Each line that includes "xlabel" counts once; give the total and nothing besides.
-- start DATA FOR THIS EXERCISE --
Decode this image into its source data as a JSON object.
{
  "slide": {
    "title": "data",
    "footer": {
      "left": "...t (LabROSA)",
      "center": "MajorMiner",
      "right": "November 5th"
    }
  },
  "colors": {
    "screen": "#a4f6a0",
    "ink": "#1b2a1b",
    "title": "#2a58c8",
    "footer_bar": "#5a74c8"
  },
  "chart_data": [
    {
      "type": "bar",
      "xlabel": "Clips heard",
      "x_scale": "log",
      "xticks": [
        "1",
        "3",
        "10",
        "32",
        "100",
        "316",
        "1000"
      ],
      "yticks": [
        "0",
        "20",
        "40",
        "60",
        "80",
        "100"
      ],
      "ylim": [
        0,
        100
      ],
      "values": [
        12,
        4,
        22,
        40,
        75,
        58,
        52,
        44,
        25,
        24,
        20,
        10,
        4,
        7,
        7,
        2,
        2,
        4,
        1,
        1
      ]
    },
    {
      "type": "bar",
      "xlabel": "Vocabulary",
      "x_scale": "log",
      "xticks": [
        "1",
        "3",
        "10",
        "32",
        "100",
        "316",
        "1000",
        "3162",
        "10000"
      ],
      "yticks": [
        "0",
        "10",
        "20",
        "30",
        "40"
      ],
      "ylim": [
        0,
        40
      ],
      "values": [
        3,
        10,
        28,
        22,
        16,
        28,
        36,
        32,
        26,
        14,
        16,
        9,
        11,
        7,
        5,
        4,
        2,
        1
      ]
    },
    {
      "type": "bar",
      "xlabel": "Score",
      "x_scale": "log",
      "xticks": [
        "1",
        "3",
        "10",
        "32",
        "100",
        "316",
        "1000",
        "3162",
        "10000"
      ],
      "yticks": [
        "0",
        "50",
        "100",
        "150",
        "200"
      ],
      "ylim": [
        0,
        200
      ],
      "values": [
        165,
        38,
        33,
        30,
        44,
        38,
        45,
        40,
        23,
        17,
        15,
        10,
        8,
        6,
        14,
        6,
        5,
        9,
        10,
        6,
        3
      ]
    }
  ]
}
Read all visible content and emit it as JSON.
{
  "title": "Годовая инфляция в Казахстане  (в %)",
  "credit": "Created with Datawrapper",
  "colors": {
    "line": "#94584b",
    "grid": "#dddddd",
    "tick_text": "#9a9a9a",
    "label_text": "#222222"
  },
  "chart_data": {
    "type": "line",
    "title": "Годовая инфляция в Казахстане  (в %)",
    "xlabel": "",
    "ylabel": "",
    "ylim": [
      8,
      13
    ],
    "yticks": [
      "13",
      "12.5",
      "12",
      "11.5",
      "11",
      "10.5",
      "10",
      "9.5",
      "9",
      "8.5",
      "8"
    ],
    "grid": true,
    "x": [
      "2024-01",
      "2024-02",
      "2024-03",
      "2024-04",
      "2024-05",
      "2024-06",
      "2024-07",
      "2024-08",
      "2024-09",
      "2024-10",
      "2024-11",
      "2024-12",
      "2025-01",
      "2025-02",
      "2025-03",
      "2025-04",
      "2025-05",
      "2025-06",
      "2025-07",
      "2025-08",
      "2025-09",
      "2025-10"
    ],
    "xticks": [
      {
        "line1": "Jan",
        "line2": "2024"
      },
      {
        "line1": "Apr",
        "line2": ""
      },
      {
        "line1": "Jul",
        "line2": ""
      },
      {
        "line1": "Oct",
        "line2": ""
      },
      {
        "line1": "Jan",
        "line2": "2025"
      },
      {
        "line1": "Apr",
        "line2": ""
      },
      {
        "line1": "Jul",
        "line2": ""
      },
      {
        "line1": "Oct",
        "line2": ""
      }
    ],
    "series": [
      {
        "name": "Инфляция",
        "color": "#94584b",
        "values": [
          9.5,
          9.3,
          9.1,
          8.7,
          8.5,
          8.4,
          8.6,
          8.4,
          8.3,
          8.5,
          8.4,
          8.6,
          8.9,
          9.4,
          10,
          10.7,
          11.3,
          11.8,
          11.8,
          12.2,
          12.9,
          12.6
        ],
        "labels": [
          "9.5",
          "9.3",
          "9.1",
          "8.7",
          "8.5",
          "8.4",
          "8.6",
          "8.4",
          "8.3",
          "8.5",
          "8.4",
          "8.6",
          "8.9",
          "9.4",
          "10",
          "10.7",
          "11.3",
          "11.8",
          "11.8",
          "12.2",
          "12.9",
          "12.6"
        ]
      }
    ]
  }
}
-- end DATA FOR THIS EXERCISE --
• **RESULT**:
4